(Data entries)
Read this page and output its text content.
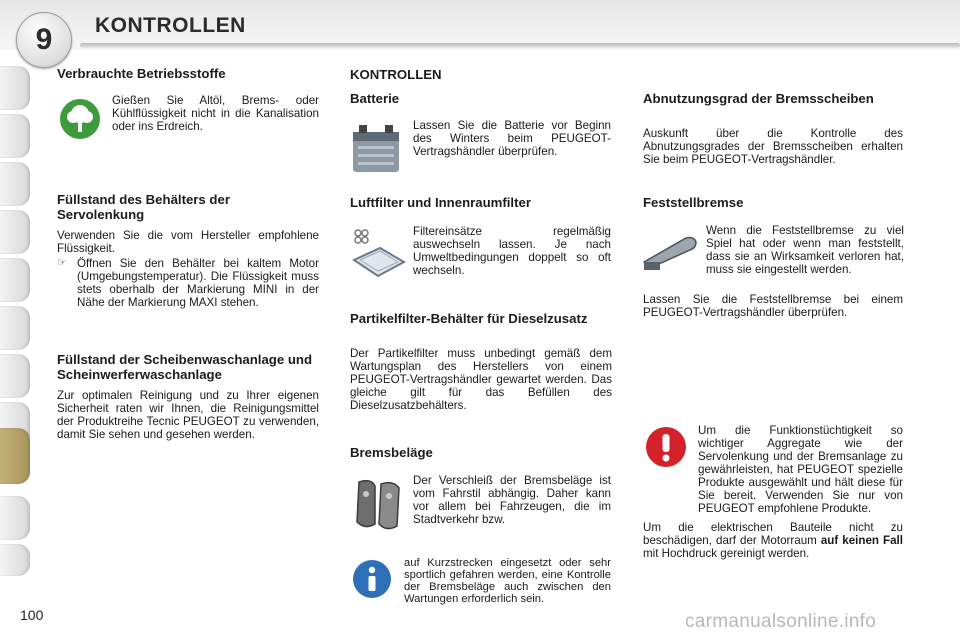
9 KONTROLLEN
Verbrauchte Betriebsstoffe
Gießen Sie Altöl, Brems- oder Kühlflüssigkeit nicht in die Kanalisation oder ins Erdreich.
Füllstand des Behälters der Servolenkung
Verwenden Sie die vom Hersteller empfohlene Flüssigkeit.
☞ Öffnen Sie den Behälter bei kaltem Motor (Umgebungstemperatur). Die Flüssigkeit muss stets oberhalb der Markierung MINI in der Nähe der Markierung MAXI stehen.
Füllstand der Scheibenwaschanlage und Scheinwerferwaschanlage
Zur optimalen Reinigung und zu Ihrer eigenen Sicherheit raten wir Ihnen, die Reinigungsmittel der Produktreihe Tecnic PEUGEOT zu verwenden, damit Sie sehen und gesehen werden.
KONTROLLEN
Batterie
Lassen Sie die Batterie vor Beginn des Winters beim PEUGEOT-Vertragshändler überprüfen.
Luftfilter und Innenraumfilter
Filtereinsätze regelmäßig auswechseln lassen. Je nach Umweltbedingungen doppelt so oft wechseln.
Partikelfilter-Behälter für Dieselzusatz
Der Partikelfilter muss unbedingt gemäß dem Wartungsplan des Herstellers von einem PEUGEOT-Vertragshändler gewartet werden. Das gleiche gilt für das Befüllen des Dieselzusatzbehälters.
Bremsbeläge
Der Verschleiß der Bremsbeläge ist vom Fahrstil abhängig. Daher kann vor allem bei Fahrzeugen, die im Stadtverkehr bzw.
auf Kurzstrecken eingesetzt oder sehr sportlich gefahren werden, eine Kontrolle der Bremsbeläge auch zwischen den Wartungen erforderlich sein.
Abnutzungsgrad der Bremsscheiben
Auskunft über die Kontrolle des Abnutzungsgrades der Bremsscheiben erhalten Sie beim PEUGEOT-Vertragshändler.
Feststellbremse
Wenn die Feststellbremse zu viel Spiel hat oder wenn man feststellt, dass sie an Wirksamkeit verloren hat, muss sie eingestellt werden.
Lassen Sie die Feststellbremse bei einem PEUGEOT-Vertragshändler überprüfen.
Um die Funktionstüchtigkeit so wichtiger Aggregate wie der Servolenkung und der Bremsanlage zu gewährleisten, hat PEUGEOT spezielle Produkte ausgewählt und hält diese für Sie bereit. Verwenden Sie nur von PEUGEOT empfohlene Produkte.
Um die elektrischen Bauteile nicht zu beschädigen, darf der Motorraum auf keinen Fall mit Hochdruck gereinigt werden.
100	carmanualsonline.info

### To be done
Leave out all images, then reproduce the entries above exactly.

### Expected answer
Read this page and output its text content.
9 KONTROLLEN
Verbrauchte Betriebsstoffe
Gießen Sie Altöl, Brems- oder Kühlflüssigkeit nicht in die Kanalisation oder ins Erdreich.
Füllstand des Behälters der Servolenkung
Verwenden Sie die vom Hersteller empfohlene Flüssigkeit.
☞ Öffnen Sie den Behälter bei kaltem Motor (Umgebungstemperatur). Die Flüssigkeit muss stets oberhalb der Markierung MINI in der Nähe der Markierung MAXI stehen.
Füllstand der Scheibenwaschanlage und Scheinwerferwaschanlage
Zur optimalen Reinigung und zu Ihrer eigenen Sicherheit raten wir Ihnen, die Reinigungsmittel der Produktreihe Tecnic PEUGEOT zu verwenden, damit Sie sehen und gesehen werden.
KONTROLLEN
Batterie
Lassen Sie die Batterie vor Beginn des Winters beim PEUGEOT-Vertragshändler überprüfen.
Luftfilter und Innenraumfilter
Filtereinsätze regelmäßig auswechseln lassen. Je nach Umweltbedingungen doppelt so oft wechseln.
Partikelfilter-Behälter für Dieselzusatz
Der Partikelfilter muss unbedingt gemäß dem Wartungsplan des Herstellers von einem PEUGEOT-Vertragshändler gewartet werden. Das gleiche gilt für das Befüllen des Dieselzusatzbehälters.
Bremsbeläge
Der Verschleiß der Bremsbeläge ist vom Fahrstil abhängig. Daher kann vor allem bei Fahrzeugen, die im Stadtverkehr bzw.
auf Kurzstrecken eingesetzt oder sehr sportlich gefahren werden, eine Kontrolle der Bremsbeläge auch zwischen den Wartungen erforderlich sein.
Abnutzungsgrad der Bremsscheiben
Auskunft über die Kontrolle des Abnutzungsgrades der Bremsscheiben erhalten Sie beim PEUGEOT-Vertragshändler.
Feststellbremse
Wenn die Feststellbremse zu viel Spiel hat oder wenn man feststellt, dass sie an Wirksamkeit verloren hat, muss sie eingestellt werden.
Lassen Sie die Feststellbremse bei einem PEUGEOT-Vertragshändler überprüfen.
Um die Funktionstüchtigkeit so wichtiger Aggregate wie der Servolenkung und der Bremsanlage zu gewährleisten, hat PEUGEOT spezielle Produkte ausgewählt und hält diese für Sie bereit. Verwenden Sie nur von PEUGEOT empfohlene Produkte.
Um die elektrischen Bauteile nicht zu beschädigen, darf der Motorraum auf keinen Fall mit Hochdruck gereinigt werden.
100	carmanualsonline.info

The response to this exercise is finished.